本文:
Tamitu Laboratory & Cafe

「内装」というものは建築そのものとは違い、入れ替えることが容易である。特に商業建築の区画分けされた内装においては、オーナーやブランドが変われば、内装もガラリと変わる。そうでなくとも時代の雰囲気に合わせてスクラップ&ビルドされることも珍しくない。私はそういった従来の商業内装のスピード感やモノの寿命に大きな疑問を持ち続けている。
2019年、このプロジェクトの位置する表参道のGYRE地下にダンデライオンチョコレートの店舗をデザインした際、理解あるクライアントとプロデューサー陣により、「区画を明確に分けない」という条件をいただいた。
つまりダンデライオンを含む複数のブランドが緩やかに共存するという方針だ。
その意図を受けて、私たちはフロア全体の回遊を促すためにカフェカウンターを緩やかな円弧フロアをつなぐようデザインした。それからしばらく経ち、ダンデライオンはこの地での運営を離れることになった。

データ:
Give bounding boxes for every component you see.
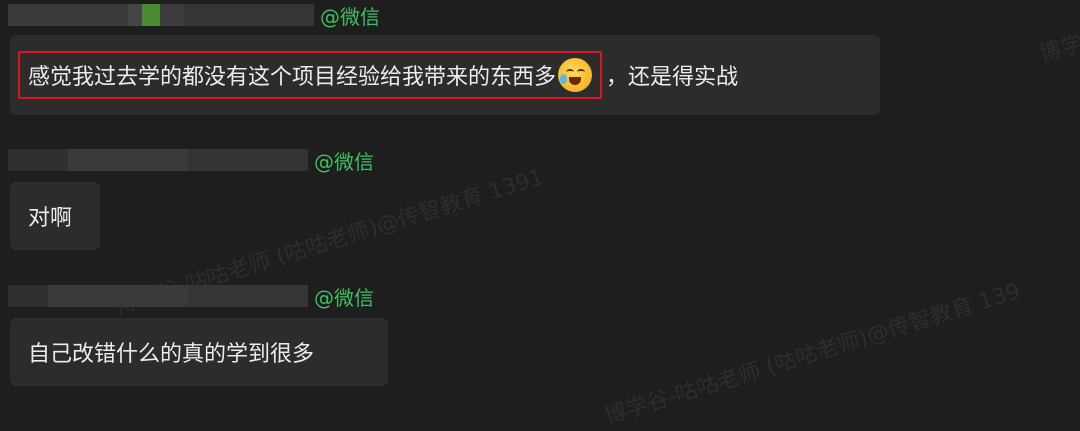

課題 A:
内装に関する本文をもとに、次の問いに答えなさい。
(i) 筆者が大きな疑問を持ち続けているのは、従来の商業内装の何に対してか。
(ii) 2019年に筆者がダンデライオンチョコレートの店舗をデザインした場所はどこか。
(iii) クライアントとプロデューサー陣から示された条件は何か。
課題 B:
内装に関する本文のうち、「「内装」というものは」で始まる段落を、主な事実を残して短くまとめなさい。
課題 C:
内装に関する本文の最後の文に続けて、その先を書きなさい。

解答 A:
(i) スピード感やモノの寿命
(ii) 表参道のGYRE地下
(iii) 「区画を明確に分けない」という条件

解答 B:
内装は建築そのものと違って入れ替えやすく、商業建築の区画内装はオーナーやブランドの交代、時代の雰囲気に合わせて作り替えられることが多い。筆者は、こうした従来の商業内装のスピード感やモノの寿命に大きな疑問を持ち続けている。

解答 C:
また、一つ空間とともに「意思」が無くなってしまうのか。と残念に思った矢先、ある方より「この内装を受け継いで新しい事業をスタートしたい」というオファーを受けた。彼女は水谷養蜂園から新しいブランドTamituを発信する場所として、この場の持つコンセプトを理解してくれたのだ。
もちろんそのままではなく、彼ら特有の蜂蜜工房をガラスケースとしてみせると共に、オリジナルのカウンターをさらに空間の前に一歩前進させた。カウンターの形状は活かしながらも、同ブランドのエッセンスを十二分に入れ、新しい場が誕生することになった。
クライアントもブランドも変わりながら、受け継がれる場に立ち会える貴重な体験をいただいた。Tamituはオープンから一年が経ち、新しい看板の製作へと進化し続けている。

Data

  • Client

    水谷養蜂園株式会社

  • Cafe, Retail Shop

    Omotesando,Tokyo (Japan)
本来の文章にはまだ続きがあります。